-- Begin RECORDS FOR THIS TASK --

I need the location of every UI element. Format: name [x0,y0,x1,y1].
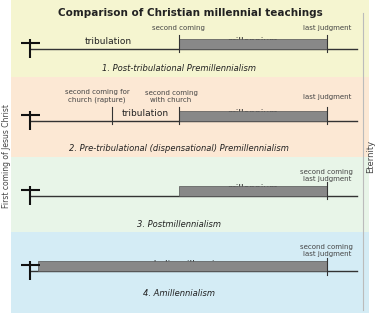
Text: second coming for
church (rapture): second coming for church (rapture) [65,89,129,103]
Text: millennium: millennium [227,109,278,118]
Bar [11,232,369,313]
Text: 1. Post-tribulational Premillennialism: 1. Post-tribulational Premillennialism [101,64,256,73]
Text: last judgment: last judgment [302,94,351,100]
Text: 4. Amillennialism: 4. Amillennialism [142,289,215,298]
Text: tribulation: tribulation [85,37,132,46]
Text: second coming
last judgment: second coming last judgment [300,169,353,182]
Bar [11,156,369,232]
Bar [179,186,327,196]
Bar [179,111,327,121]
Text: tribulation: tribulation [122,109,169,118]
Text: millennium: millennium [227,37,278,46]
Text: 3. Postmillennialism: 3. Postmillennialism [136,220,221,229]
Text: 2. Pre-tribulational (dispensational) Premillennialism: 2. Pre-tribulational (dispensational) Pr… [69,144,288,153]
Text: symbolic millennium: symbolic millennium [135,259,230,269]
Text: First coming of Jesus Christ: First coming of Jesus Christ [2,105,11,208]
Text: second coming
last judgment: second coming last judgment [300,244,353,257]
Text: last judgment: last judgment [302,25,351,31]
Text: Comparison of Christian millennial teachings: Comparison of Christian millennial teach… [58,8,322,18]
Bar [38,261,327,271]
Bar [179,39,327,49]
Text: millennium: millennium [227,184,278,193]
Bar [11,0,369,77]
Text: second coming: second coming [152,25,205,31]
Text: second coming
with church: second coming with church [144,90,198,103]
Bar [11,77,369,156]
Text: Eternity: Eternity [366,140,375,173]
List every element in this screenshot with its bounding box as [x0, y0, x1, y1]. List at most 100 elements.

-- End RECORDS FOR THIS TASK --
-- Begin RECORDS FOR THIS TASK --

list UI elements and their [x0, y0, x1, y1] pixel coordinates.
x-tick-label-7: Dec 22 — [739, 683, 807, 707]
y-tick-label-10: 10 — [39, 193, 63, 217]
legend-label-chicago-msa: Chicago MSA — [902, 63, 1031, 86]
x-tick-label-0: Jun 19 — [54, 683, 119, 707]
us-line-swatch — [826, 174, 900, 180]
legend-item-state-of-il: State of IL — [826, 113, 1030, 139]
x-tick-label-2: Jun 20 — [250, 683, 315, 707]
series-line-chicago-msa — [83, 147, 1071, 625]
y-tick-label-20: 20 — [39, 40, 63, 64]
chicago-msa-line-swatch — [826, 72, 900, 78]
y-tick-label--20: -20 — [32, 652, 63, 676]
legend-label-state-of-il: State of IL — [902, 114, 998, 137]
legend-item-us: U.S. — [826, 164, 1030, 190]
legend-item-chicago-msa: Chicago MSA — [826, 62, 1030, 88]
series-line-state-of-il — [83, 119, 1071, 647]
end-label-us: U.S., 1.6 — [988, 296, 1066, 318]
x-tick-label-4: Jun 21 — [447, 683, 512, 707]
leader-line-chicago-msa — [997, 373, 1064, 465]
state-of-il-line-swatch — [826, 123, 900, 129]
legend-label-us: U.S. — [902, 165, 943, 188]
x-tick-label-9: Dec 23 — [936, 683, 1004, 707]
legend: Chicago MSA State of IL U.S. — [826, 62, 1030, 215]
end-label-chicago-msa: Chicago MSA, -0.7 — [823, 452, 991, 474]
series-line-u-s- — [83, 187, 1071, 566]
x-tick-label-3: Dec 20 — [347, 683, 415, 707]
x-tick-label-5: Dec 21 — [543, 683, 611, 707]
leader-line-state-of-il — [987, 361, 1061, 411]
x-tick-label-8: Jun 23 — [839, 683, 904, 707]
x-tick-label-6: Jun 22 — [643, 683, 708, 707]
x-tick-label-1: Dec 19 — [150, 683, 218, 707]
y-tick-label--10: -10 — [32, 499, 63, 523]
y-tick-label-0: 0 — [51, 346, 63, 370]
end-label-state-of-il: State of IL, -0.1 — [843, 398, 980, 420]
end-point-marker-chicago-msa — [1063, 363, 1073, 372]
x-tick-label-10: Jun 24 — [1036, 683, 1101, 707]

-- End RECORDS FOR THIS TASK --
-- Begin RECORDS FOR THIS TASK --

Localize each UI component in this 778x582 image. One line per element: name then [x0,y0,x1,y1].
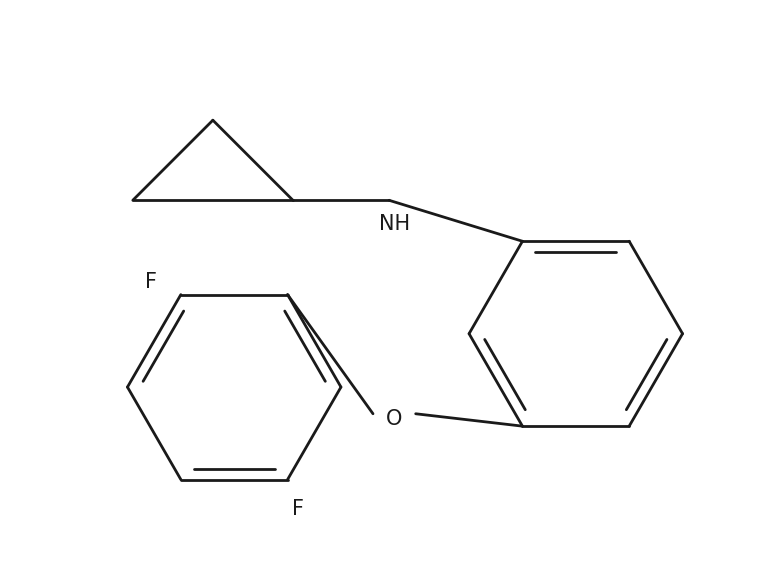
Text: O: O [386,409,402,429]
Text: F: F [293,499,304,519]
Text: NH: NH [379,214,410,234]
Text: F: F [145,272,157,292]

-- End RECORDS FOR THIS TASK --

PROBLEM STATEMENT: Please output the lines of the records from the line with "Localize each UI" up to and including the line with "Text: F: F [145,272,157,292]" as a JSON list of strings, one string per line, skipping blank lines and leaving out the pictures.

FINISHED ANSWER:
[
  "Localize each UI component in this 778x582 image. One line per element: name then [x0,y0,x1,y1].",
  "Text: O: O [386,409,402,429]",
  "Text: F: F [293,499,304,519]",
  "Text: NH: NH [379,214,410,234]",
  "Text: F: F [145,272,157,292]"
]